◆ **What you have to do**
Below are records; work out how many of their lines hold the string "brain" and give that number alone.

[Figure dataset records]
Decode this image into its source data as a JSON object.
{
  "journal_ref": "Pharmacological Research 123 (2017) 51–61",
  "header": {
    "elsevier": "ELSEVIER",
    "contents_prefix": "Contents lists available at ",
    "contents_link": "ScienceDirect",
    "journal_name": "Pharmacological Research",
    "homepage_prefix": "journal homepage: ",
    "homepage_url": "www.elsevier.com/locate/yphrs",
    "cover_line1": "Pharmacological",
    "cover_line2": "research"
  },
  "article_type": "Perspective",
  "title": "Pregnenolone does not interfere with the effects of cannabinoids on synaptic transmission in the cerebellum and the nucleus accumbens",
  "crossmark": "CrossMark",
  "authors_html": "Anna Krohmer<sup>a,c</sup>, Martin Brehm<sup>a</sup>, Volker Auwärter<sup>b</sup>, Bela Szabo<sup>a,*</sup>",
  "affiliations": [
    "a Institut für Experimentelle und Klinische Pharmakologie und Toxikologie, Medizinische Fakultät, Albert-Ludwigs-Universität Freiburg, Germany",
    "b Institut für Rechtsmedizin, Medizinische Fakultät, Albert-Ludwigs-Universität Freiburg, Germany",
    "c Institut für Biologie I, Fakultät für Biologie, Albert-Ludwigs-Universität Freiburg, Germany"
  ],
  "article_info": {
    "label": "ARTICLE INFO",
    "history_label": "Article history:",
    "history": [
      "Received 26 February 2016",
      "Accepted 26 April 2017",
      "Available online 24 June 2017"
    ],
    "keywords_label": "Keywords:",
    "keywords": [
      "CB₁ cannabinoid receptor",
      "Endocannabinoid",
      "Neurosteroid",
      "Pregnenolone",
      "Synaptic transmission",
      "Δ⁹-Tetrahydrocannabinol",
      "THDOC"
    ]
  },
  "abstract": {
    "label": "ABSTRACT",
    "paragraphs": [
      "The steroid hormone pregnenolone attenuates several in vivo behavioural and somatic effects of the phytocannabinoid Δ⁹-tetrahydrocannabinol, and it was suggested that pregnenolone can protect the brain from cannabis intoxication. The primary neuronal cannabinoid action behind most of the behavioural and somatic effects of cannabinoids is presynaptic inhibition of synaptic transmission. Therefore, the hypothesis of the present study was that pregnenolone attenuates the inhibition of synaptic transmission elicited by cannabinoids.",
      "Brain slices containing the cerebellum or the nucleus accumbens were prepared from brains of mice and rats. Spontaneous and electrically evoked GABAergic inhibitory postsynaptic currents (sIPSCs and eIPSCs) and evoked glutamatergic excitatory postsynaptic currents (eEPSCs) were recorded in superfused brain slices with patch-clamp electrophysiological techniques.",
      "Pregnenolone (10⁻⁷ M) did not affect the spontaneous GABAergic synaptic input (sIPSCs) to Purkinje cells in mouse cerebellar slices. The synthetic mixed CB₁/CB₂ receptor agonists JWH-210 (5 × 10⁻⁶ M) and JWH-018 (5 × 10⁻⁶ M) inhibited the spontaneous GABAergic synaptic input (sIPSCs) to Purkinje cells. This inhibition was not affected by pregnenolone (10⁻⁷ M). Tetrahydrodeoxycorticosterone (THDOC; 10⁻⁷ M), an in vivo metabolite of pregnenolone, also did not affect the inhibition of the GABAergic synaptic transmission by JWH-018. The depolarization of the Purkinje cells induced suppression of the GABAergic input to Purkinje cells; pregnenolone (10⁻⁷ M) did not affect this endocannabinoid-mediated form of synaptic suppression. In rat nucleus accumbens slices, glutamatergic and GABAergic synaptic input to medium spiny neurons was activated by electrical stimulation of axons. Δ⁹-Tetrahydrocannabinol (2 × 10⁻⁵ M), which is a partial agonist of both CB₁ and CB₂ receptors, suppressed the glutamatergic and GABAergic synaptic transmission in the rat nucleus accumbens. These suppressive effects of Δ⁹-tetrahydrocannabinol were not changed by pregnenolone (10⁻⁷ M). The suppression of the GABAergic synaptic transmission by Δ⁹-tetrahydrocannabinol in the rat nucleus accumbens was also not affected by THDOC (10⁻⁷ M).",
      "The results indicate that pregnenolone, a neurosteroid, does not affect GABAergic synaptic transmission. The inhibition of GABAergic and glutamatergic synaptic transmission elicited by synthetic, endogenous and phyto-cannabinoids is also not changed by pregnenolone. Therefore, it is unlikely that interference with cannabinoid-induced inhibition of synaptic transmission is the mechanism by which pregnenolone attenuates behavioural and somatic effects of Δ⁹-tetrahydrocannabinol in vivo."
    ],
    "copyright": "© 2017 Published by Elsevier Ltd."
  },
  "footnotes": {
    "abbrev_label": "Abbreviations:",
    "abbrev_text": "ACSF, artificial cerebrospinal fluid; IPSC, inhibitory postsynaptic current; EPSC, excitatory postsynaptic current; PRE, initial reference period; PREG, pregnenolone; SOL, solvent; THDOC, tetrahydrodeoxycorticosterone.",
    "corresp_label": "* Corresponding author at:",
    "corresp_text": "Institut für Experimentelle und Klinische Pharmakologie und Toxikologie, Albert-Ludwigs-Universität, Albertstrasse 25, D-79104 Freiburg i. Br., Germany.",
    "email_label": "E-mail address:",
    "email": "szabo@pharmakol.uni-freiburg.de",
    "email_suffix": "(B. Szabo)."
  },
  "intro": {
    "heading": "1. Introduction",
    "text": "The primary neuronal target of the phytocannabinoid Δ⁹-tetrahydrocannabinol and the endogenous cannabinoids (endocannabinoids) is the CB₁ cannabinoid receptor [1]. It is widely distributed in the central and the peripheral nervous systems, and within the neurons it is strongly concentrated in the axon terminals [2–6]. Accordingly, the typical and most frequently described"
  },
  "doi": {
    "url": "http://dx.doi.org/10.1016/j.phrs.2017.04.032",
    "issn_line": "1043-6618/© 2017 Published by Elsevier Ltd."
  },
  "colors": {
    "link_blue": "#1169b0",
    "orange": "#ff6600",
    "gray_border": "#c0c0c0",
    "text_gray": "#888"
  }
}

◆ **Solution below**
2